*Description of the task:*
Please print the rows between the line holding "y-tick-label: 2000,0: [18, 174, 49, 184]" and the line holding "line-series: [73, 161, 399, 172]", inclusive, reproducing each one character for character.

***

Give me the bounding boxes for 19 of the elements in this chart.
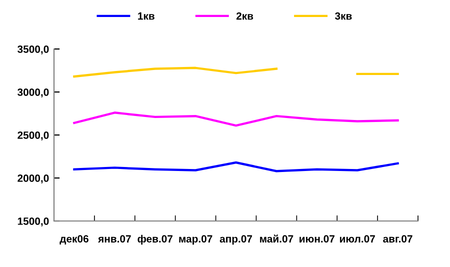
y-tick-label: 2000,0: [18, 174, 49, 184]
x-tick-label: фев.07: [138, 234, 172, 245]
legend-label: 3кв: [334, 12, 352, 20]
y-tick-label: 3000,0: [18, 88, 49, 98]
x-tick-label: июл.07: [340, 235, 375, 243]
x-tick-label: янв.07: [98, 235, 131, 243]
y-tick-label: 2500,0: [18, 132, 49, 140]
x-tick-label: авг.07: [383, 235, 412, 243]
legend-label: 1кв: [138, 12, 154, 20]
x-tick-label: июн.07: [300, 235, 334, 243]
y-tick-label: 3500,0: [18, 46, 49, 54]
y-tick-label: 1500,0: [18, 218, 49, 226]
x-tick-label: дек06: [60, 235, 88, 245]
x-tick-label: мар.07: [179, 235, 212, 245]
x-tick-label: май.07: [260, 234, 294, 243]
line-series: [73, 161, 399, 172]
legend-label: 2кв: [236, 12, 254, 20]
x-tick-label: апр.07: [220, 235, 252, 245]
line-series: [73, 112, 399, 127]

***

*The completed task:*
y-tick-label: 2000,0: [18, 174, 49, 184]
x-tick-label: фев.07: [138, 234, 172, 245]
legend-label: 3кв: [334, 12, 352, 20]
y-tick-label: 3000,0: [18, 88, 49, 98]
x-tick-label: июл.07: [340, 235, 375, 243]
x-tick-label: янв.07: [98, 235, 131, 243]
y-tick-label: 2500,0: [18, 132, 49, 140]
x-tick-label: авг.07: [383, 235, 412, 243]
legend-label: 1кв: [138, 12, 154, 20]
x-tick-label: июн.07: [300, 235, 334, 243]
y-tick-label: 3500,0: [18, 46, 49, 54]
y-tick-label: 1500,0: [18, 218, 49, 226]
x-tick-label: дек06: [60, 235, 88, 245]
x-tick-label: мар.07: [179, 235, 212, 245]
x-tick-label: май.07: [260, 234, 294, 243]
line-series: [73, 161, 399, 172]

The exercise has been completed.